▸ **Listing**

* START *

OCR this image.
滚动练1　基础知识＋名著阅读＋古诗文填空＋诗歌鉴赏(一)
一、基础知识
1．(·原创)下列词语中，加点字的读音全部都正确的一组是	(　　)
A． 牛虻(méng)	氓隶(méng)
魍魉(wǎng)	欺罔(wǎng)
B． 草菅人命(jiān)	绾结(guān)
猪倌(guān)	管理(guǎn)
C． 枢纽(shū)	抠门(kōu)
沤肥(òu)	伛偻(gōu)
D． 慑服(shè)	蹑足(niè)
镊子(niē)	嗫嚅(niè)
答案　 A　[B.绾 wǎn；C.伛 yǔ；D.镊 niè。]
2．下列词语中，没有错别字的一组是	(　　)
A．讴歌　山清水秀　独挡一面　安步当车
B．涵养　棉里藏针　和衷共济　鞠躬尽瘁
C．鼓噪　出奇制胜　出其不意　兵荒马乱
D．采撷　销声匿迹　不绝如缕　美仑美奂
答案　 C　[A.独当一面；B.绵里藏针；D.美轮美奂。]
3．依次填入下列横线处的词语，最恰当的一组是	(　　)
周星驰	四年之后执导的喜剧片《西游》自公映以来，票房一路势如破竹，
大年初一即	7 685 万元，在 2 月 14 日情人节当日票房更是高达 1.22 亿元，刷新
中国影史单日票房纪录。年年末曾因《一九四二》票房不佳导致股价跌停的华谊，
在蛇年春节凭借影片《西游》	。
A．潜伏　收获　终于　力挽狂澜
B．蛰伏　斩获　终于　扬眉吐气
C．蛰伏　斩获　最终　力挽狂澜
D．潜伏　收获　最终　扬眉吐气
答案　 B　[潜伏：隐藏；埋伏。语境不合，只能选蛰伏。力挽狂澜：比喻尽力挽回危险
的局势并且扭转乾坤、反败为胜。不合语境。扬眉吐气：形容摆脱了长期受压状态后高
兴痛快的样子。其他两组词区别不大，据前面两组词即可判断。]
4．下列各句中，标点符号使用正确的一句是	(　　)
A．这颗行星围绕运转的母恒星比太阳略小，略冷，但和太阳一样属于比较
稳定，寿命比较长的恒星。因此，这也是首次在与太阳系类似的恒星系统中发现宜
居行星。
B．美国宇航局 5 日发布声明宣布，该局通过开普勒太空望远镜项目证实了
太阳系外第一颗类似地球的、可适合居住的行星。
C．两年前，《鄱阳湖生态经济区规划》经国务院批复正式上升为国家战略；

* END *

Look through the records and gather each line with the word "下列词语中".

▸ **Result for this task**
1．(·原创)下列词语中，加点字的读音全部都正确的一组是	(　　)
2．下列词语中，没有错别字的一组是	(　　)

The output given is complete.